TASK TO CARRY OUT: Tally the lines that contain the string "nEditor" and state that total without comment.

DATASET ENTRIES:
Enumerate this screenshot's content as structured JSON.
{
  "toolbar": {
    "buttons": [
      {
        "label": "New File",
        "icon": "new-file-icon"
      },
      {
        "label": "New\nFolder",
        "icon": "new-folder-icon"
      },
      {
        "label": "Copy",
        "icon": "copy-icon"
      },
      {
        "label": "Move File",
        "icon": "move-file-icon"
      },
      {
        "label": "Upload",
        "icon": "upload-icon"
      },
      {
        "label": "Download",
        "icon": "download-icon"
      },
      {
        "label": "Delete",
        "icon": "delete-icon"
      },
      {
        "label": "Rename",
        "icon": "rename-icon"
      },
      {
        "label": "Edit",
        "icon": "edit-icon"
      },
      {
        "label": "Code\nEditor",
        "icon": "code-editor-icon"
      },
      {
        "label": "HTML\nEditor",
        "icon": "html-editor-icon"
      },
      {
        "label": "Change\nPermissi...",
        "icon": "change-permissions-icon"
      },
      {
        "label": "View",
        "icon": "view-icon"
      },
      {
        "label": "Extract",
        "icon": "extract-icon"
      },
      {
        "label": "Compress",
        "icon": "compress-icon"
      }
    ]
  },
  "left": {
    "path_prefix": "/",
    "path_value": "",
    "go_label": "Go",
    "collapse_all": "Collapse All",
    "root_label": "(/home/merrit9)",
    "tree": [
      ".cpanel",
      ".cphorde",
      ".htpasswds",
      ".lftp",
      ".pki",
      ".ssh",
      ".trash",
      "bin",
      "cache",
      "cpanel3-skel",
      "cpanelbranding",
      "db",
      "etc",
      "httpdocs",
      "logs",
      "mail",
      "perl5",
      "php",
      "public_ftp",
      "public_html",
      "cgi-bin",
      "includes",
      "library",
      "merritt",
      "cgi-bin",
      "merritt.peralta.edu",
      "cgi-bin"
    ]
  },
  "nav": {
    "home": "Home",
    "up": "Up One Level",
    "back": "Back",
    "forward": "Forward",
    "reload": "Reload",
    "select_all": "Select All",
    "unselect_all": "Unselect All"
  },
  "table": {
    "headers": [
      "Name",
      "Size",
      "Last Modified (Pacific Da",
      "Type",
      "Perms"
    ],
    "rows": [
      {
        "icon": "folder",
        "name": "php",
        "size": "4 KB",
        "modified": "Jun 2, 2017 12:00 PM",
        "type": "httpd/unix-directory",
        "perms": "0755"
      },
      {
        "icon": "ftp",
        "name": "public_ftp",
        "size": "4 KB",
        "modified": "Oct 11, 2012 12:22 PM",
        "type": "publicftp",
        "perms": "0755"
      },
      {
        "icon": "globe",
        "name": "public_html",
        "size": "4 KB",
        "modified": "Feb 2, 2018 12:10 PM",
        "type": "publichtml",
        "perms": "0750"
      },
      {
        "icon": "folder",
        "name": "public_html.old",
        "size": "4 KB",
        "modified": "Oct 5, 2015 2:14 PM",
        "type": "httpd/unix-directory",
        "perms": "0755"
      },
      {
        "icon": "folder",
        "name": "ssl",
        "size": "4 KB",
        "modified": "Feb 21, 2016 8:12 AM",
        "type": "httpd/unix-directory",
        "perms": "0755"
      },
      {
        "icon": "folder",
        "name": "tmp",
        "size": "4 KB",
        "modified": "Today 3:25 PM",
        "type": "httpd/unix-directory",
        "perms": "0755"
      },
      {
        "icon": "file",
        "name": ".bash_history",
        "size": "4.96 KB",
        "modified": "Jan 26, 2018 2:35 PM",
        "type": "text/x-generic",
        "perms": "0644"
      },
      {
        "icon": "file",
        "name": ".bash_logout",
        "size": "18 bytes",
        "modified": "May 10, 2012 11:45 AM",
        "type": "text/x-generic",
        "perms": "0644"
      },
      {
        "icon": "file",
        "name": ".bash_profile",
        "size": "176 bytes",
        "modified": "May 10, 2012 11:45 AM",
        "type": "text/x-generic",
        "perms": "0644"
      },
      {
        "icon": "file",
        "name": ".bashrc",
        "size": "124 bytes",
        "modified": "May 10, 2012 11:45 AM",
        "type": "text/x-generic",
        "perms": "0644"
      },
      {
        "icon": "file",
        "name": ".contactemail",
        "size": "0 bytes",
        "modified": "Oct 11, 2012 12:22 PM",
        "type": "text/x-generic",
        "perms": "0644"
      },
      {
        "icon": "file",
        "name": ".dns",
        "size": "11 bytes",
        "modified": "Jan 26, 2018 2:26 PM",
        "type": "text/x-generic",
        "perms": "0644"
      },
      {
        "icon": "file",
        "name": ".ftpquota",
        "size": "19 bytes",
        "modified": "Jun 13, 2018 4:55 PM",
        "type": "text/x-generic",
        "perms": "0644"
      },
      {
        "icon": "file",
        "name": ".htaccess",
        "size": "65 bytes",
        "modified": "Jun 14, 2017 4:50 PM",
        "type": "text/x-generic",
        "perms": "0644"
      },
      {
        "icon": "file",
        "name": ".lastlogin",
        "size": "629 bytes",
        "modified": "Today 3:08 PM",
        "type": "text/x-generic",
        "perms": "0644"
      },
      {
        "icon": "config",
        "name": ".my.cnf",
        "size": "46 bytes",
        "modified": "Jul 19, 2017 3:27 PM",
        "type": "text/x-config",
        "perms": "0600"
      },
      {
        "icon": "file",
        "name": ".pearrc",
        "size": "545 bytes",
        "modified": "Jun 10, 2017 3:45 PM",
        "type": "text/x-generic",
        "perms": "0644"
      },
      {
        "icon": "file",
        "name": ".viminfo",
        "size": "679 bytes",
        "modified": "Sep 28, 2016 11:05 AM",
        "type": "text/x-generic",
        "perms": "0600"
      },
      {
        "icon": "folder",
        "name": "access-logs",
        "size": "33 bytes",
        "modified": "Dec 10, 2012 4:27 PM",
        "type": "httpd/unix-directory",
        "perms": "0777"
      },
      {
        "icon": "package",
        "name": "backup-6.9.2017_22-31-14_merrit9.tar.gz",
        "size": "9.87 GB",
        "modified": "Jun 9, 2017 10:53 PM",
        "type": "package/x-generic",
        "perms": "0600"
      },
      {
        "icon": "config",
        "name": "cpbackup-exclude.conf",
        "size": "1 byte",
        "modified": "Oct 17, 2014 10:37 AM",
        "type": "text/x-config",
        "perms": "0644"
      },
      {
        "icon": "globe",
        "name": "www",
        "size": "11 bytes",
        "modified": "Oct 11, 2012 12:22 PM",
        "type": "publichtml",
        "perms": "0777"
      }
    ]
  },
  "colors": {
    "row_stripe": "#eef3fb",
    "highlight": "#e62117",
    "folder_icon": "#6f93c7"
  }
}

THE COMPLETED TASK: 2